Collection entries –
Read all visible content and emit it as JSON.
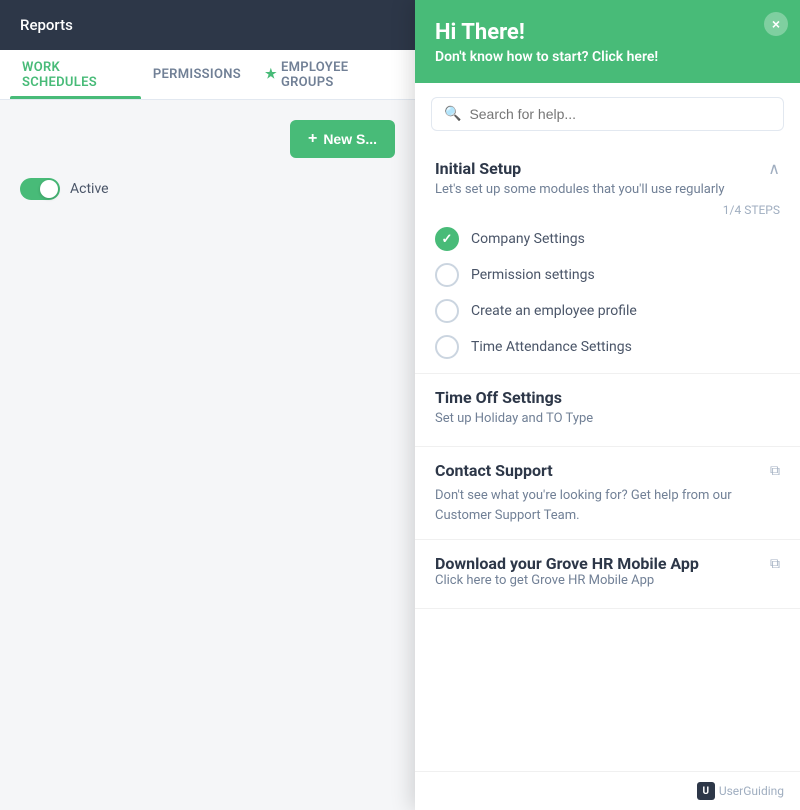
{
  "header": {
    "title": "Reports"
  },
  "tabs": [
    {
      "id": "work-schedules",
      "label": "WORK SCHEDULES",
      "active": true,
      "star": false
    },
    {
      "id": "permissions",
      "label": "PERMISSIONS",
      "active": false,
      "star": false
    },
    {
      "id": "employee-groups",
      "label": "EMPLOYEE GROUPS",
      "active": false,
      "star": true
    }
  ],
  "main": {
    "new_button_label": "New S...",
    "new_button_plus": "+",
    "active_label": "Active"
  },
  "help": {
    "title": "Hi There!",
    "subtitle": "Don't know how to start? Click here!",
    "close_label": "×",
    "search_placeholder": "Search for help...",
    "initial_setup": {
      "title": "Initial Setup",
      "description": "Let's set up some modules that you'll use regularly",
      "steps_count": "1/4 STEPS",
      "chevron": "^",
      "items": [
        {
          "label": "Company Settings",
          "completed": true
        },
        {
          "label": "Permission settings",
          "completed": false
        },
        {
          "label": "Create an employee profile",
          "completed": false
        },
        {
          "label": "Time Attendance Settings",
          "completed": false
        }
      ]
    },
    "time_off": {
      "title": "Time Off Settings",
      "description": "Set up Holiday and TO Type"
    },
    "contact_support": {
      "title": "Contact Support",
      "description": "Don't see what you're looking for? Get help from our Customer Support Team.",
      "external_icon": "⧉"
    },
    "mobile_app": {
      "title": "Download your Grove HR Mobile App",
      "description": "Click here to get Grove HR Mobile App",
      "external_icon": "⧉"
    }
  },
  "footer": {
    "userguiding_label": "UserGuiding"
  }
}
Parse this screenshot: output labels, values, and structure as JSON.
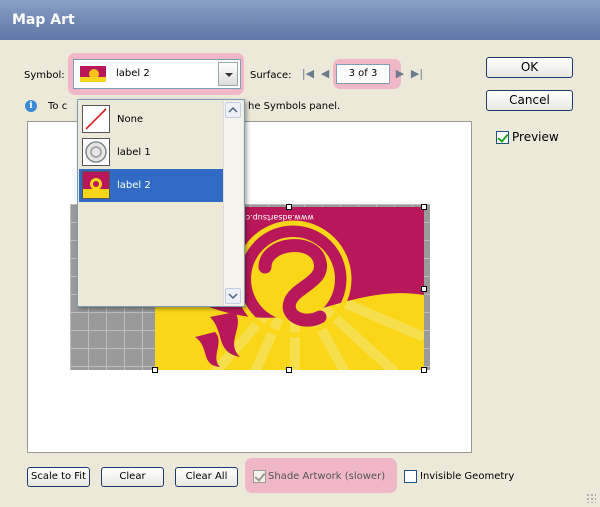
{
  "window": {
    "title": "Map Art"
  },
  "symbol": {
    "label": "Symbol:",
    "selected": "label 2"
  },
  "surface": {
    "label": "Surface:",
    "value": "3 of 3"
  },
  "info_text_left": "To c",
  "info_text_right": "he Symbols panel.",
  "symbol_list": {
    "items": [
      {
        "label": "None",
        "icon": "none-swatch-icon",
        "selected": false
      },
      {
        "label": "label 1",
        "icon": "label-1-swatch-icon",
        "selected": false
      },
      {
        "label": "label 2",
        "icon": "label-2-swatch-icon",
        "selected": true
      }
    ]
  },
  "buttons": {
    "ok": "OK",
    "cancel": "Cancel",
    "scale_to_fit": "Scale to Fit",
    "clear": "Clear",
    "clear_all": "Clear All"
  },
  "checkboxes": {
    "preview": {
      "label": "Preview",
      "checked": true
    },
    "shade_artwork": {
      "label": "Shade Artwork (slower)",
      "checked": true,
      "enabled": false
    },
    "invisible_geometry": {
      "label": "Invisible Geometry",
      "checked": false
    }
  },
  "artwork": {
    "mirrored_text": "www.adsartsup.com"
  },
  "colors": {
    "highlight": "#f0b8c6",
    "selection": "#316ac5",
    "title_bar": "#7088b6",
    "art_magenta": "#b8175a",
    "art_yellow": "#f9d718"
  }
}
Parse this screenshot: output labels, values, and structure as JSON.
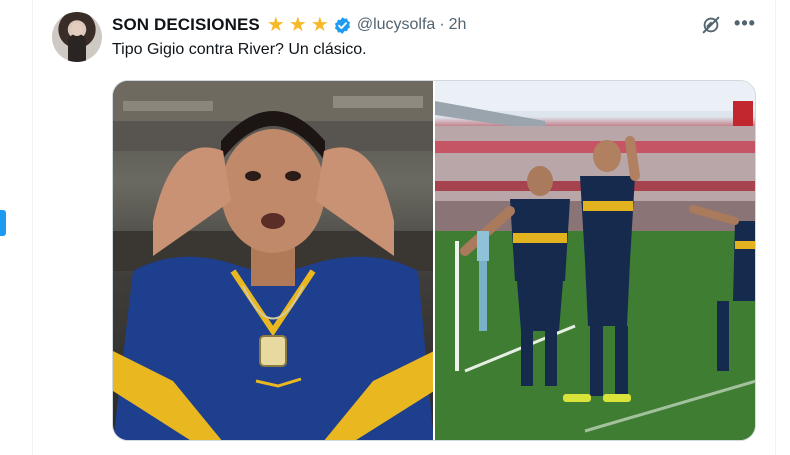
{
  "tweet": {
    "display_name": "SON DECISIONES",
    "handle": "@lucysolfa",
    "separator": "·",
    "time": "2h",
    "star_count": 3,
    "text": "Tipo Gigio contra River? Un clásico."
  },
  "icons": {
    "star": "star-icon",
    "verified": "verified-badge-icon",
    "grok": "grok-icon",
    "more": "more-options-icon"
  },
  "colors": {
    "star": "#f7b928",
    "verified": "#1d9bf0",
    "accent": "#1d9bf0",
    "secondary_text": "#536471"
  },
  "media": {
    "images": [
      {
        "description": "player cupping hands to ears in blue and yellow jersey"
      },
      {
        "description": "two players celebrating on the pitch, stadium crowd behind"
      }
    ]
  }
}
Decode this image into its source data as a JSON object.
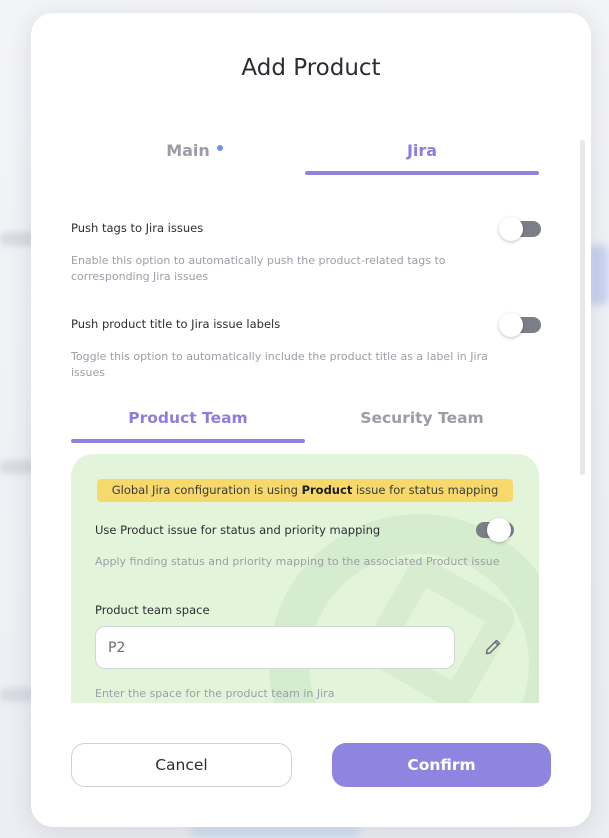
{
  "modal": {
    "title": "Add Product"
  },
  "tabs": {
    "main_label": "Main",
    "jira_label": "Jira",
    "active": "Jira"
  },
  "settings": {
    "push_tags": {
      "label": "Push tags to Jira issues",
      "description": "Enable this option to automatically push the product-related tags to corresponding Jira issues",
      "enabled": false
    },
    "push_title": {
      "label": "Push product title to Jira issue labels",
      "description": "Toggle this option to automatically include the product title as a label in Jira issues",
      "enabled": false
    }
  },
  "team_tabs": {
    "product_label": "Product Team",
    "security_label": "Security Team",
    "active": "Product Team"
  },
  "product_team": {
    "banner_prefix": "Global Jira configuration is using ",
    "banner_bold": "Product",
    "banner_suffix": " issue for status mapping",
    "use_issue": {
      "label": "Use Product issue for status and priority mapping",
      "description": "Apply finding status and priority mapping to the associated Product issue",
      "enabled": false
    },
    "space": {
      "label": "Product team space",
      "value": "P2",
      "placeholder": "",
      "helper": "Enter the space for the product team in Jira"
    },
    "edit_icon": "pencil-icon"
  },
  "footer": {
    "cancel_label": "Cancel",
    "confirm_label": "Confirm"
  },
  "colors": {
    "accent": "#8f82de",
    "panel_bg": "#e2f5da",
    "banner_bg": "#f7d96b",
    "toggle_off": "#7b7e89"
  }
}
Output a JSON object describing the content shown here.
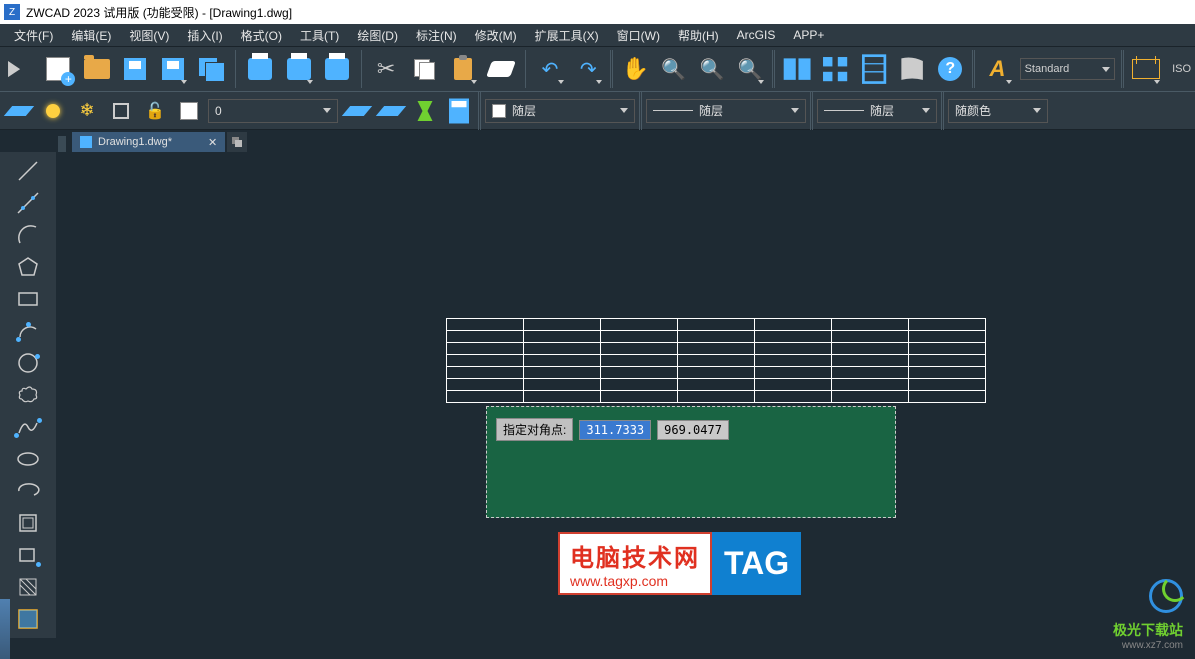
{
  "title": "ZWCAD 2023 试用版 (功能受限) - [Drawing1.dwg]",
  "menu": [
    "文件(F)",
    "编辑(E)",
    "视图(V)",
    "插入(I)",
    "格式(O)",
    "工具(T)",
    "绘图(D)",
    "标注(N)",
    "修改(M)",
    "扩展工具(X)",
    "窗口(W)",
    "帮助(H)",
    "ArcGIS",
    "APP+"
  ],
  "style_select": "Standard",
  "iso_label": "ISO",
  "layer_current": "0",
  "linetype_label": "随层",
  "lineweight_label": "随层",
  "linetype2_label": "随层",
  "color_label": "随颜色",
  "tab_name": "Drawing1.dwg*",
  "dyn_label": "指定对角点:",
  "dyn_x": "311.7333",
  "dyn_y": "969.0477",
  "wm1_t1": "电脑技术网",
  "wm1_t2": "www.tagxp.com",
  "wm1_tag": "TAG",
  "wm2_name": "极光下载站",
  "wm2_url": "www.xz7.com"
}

* * *

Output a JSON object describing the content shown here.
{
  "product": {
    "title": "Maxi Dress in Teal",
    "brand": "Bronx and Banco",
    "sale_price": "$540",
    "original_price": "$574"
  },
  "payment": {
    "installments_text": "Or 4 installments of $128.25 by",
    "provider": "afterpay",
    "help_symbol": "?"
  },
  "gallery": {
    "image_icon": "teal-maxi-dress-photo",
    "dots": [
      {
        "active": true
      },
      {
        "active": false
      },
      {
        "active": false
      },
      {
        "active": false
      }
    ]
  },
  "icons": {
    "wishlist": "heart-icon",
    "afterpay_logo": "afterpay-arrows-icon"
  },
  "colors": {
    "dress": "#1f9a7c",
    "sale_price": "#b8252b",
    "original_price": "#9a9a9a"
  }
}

Task statement – Search the data for the string "issues" and copy each line where it appears.

Answer –
      "label": "Push tags to Jira issues",
      "description": "Enable this option to automatically push the product-related tags to corresponding Jira issues",
      "description": "Toggle this option to automatically include the product title as a label in Jira issues",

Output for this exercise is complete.